Filter the listing below, copying every line in which the word "dashboard" appears.

Material shown =
%%
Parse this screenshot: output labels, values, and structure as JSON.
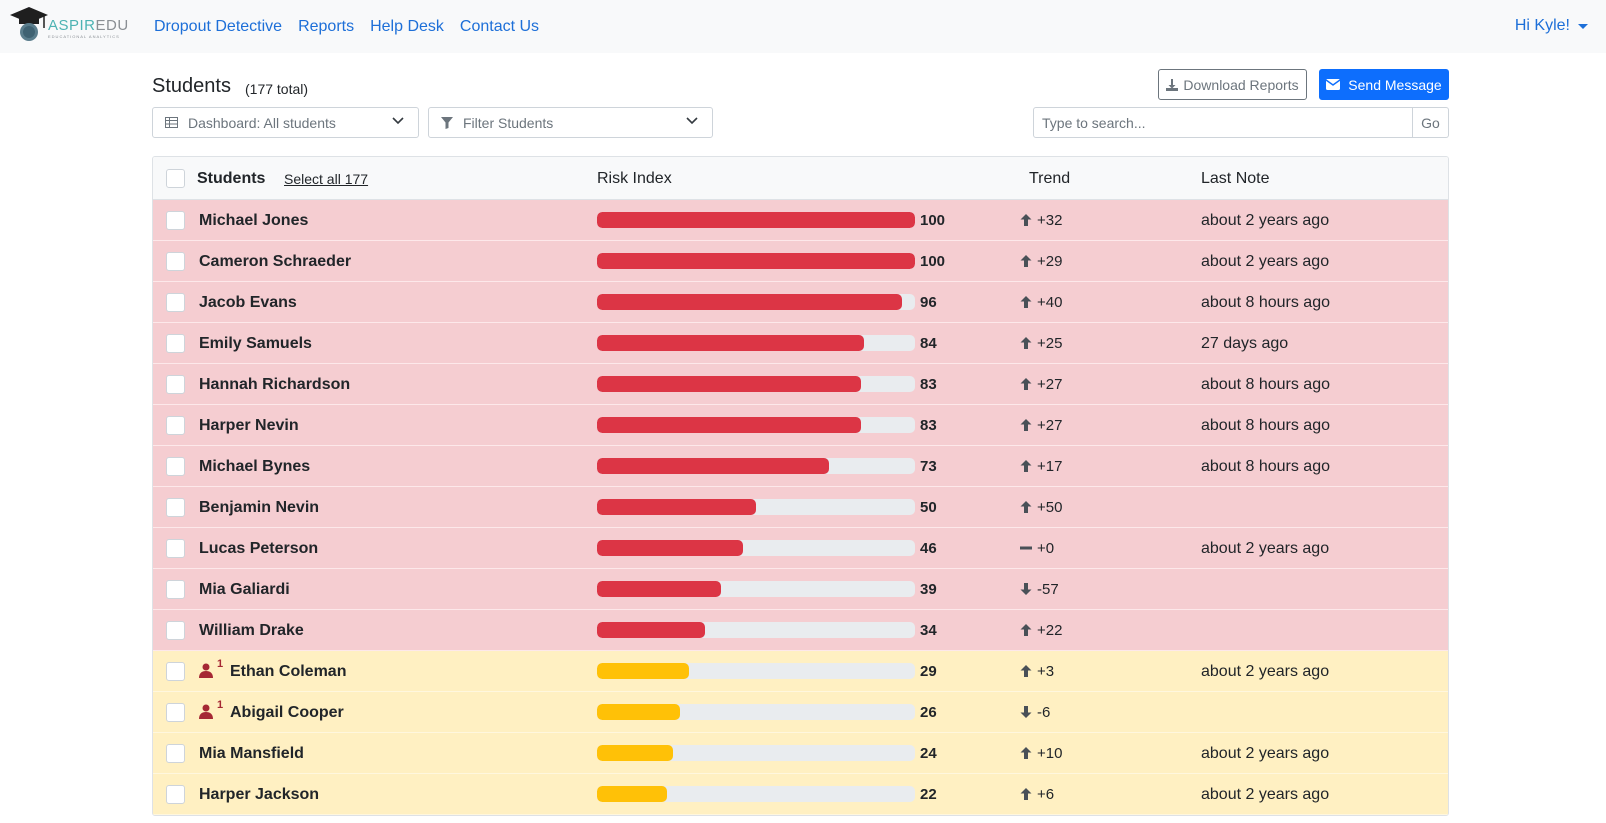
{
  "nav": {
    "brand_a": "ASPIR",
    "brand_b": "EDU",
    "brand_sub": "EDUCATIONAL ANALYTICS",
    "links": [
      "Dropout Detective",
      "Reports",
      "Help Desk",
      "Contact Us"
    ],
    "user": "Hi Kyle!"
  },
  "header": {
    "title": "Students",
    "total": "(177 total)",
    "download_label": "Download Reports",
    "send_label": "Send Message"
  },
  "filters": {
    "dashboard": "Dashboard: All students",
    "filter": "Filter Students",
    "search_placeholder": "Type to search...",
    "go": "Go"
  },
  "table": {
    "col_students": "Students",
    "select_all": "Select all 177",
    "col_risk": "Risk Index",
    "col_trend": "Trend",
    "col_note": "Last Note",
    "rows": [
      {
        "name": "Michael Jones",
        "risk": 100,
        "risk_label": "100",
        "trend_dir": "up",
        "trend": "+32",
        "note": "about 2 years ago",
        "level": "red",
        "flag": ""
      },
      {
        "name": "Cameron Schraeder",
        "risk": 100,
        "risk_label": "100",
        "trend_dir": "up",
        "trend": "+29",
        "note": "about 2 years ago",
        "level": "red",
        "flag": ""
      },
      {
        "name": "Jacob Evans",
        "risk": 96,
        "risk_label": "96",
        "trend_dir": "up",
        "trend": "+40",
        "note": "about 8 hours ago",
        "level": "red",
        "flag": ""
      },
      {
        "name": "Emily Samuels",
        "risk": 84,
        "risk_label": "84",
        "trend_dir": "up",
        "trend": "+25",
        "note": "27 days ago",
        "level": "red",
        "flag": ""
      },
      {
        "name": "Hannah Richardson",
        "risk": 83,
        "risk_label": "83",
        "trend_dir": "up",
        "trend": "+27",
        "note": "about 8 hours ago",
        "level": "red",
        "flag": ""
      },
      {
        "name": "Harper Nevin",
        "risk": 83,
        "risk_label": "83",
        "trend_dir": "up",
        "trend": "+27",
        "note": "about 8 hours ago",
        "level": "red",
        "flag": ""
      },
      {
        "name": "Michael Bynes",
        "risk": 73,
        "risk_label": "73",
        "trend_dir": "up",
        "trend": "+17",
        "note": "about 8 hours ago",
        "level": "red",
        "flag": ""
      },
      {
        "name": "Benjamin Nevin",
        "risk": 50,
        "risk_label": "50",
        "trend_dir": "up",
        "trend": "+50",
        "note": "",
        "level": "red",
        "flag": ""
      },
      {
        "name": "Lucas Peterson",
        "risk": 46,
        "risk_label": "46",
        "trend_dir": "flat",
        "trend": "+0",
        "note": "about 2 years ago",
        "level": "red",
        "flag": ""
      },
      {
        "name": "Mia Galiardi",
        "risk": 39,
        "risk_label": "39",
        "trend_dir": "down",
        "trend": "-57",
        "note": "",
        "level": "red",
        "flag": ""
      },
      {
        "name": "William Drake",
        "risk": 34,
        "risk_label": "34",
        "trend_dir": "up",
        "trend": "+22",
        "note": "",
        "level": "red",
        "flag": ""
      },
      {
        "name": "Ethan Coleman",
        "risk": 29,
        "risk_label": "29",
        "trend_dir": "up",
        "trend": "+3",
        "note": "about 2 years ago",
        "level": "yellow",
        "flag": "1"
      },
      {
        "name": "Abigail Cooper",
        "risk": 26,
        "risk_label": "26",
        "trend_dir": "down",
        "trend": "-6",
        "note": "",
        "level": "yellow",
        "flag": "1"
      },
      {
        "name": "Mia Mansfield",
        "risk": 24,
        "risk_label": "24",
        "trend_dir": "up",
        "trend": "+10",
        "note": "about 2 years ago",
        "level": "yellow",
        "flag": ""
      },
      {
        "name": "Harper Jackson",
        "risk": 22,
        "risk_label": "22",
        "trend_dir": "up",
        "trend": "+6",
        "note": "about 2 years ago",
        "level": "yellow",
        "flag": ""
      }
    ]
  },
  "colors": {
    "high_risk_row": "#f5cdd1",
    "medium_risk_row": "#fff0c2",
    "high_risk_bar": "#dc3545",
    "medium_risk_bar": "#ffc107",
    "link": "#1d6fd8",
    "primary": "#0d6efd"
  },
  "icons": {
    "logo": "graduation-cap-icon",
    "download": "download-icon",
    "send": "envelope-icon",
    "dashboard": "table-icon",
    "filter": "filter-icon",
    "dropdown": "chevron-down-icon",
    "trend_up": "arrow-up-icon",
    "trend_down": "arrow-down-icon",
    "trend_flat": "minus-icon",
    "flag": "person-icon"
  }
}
%%
Task solution =
    "dashboard": "Dashboard: All students",
    "dashboard": "table-icon",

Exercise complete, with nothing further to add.